## Do this
Reproduce the records below exactly as given.

===

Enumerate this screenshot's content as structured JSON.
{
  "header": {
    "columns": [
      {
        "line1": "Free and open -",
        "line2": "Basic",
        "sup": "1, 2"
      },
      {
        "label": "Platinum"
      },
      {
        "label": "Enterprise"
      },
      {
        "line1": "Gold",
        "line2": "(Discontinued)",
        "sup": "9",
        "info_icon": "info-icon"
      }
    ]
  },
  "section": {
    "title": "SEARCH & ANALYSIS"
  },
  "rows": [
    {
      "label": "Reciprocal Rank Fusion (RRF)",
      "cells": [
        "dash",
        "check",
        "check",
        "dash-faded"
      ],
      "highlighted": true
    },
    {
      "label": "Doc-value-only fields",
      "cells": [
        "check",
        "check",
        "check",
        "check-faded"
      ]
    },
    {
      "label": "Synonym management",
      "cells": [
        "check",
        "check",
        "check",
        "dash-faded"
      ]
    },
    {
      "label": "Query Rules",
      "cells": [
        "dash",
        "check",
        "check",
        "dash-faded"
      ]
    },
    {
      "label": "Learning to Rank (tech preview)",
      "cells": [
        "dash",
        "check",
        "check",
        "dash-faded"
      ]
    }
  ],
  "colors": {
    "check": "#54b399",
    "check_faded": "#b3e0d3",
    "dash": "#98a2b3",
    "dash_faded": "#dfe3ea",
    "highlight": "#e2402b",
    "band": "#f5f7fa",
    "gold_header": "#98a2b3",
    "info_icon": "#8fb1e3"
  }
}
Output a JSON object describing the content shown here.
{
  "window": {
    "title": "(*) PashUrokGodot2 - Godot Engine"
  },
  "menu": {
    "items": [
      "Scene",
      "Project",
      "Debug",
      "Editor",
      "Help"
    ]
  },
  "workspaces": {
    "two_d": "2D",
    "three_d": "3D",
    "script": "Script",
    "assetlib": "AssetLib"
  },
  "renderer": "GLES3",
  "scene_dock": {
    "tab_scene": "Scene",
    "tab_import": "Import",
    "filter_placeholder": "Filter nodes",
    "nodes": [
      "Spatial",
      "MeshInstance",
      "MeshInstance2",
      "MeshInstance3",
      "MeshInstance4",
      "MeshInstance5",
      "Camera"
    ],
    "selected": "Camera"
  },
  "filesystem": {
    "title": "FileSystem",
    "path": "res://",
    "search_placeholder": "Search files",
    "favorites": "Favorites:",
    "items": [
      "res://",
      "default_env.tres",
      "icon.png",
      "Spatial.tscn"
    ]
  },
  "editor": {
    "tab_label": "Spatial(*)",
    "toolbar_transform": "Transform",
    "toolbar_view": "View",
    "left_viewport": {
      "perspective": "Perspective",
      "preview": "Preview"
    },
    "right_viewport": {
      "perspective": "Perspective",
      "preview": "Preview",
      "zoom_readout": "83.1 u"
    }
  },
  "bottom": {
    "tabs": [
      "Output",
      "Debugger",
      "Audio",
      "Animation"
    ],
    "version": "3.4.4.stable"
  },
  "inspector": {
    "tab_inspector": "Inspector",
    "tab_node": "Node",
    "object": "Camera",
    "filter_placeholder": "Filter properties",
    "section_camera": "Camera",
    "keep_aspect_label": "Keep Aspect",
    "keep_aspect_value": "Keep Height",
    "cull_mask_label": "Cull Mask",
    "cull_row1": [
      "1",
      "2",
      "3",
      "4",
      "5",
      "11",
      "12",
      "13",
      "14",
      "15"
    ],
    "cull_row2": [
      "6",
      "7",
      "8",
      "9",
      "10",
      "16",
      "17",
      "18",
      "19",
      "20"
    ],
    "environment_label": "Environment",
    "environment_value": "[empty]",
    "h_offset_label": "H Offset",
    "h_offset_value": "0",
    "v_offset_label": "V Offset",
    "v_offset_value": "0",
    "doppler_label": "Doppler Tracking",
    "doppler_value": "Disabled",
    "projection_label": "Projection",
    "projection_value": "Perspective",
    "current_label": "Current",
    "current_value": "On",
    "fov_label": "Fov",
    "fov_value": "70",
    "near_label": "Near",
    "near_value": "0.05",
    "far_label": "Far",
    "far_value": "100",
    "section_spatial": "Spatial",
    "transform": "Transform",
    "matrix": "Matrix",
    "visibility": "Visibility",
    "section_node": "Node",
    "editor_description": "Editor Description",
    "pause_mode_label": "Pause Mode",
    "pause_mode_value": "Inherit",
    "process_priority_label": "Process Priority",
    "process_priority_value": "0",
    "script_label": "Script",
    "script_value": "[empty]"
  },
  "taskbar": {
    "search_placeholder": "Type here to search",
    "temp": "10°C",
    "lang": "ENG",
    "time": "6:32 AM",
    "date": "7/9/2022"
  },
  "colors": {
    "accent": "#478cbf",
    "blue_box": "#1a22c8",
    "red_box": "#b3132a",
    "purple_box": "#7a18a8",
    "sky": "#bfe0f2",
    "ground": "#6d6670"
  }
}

===

## Worked solution
Enumerate this screenshot's content as structured JSON.
{
  "header": {
    "columns": [
      {
        "line1": "Free and open -",
        "line2": "Basic",
        "sup": "1, 2"
      },
      {
        "label": "Platinum"
      },
      {
        "label": "Enterprise"
      },
      {
        "line1": "Gold",
        "line2": "(Discontinued)",
        "sup": "9",
        "info_icon": "info-icon"
      }
    ]
  },
  "section": {
    "title": "SEARCH & ANALYSIS"
  },
  "rows": [
    {
      "label": "Reciprocal Rank Fusion (RRF)",
      "cells": [
        "dash",
        "check",
        "check",
        "dash-faded"
      ],
      "highlighted": true
    },
    {
      "label": "Doc-value-only fields",
      "cells": [
        "check",
        "check",
        "check",
        "check-faded"
      ]
    },
    {
      "label": "Synonym management",
      "cells": [
        "check",
        "check",
        "check",
        "dash-faded"
      ]
    },
    {
      "label": "Query Rules",
      "cells": [
        "dash",
        "check",
        "check",
        "dash-faded"
      ]
    },
    {
      "label": "Learning to Rank (tech preview)",
      "cells": [
        "dash",
        "check",
        "check",
        "dash-faded"
      ]
    }
  ],
  "colors": {
    "check": "#54b399",
    "check_faded": "#b3e0d3",
    "dash": "#98a2b3",
    "dash_faded": "#dfe3ea",
    "highlight": "#e2402b",
    "band": "#f5f7fa",
    "gold_header": "#98a2b3",
    "info_icon": "#8fb1e3"
  }
}
Output a JSON object describing the content shown here.
{
  "window": {
    "title": "(*) PashUrokGodot2 - Godot Engine"
  },
  "menu": {
    "items": [
      "Scene",
      "Project",
      "Debug",
      "Editor",
      "Help"
    ]
  },
  "workspaces": {
    "two_d": "2D",
    "three_d": "3D",
    "script": "Script",
    "assetlib": "AssetLib"
  },
  "renderer": "GLES3",
  "scene_dock": {
    "tab_scene": "Scene",
    "tab_import": "Import",
    "filter_placeholder": "Filter nodes",
    "nodes": [
      "Spatial",
      "MeshInstance",
      "MeshInstance2",
      "MeshInstance3",
      "MeshInstance4",
      "MeshInstance5",
      "Camera"
    ],
    "selected": "Camera"
  },
  "filesystem": {
    "title": "FileSystem",
    "path": "res://",
    "search_placeholder": "Search files",
    "favorites": "Favorites:",
    "items": [
      "res://",
      "default_env.tres",
      "icon.png",
      "Spatial.tscn"
    ]
  },
  "editor": {
    "tab_label": "Spatial(*)",
    "toolbar_transform": "Transform",
    "toolbar_view": "View",
    "left_viewport": {
      "perspective": "Perspective",
      "preview": "Preview"
    },
    "right_viewport": {
      "perspective": "Perspective",
      "preview": "Preview",
      "zoom_readout": "83.1 u"
    }
  },
  "bottom": {
    "tabs": [
      "Output",
      "Debugger",
      "Audio",
      "Animation"
    ],
    "version": "3.4.4.stable"
  },
  "inspector": {
    "tab_inspector": "Inspector",
    "tab_node": "Node",
    "object": "Camera",
    "filter_placeholder": "Filter properties",
    "section_camera": "Camera",
    "keep_aspect_label": "Keep Aspect",
    "keep_aspect_value": "Keep Height",
    "cull_mask_label": "Cull Mask",
    "cull_row1": [
      "1",
      "2",
      "3",
      "4",
      "5",
      "11",
      "12",
      "13",
      "14",
      "15"
    ],
    "cull_row2": [
      "6",
      "7",
      "8",
      "9",
      "10",
      "16",
      "17",
      "18",
      "19",
      "20"
    ],
    "environment_label": "Environment",
    "environment_value": "[empty]",
    "h_offset_label": "H Offset",
    "h_offset_value": "0",
    "v_offset_label": "V Offset",
    "v_offset_value": "0",
    "doppler_label": "Doppler Tracking",
    "doppler_value": "Disabled",
    "projection_label": "Projection",
    "projection_value": "Perspective",
    "current_label": "Current",
    "current_value": "On",
    "fov_label": "Fov",
    "fov_value": "70",
    "near_label": "Near",
    "near_value": "0.05",
    "far_label": "Far",
    "far_value": "100",
    "section_spatial": "Spatial",
    "transform": "Transform",
    "matrix": "Matrix",
    "visibility": "Visibility",
    "section_node": "Node",
    "editor_description": "Editor Description",
    "pause_mode_label": "Pause Mode",
    "pause_mode_value": "Inherit",
    "process_priority_label": "Process Priority",
    "process_priority_value": "0",
    "script_label": "Script",
    "script_value": "[empty]"
  },
  "taskbar": {
    "search_placeholder": "Type here to search",
    "temp": "10°C",
    "lang": "ENG",
    "time": "6:32 AM",
    "date": "7/9/2022"
  },
  "colors": {
    "accent": "#478cbf",
    "blue_box": "#1a22c8",
    "red_box": "#b3132a",
    "purple_box": "#7a18a8",
    "sky": "#bfe0f2",
    "ground": "#6d6670"
  }
}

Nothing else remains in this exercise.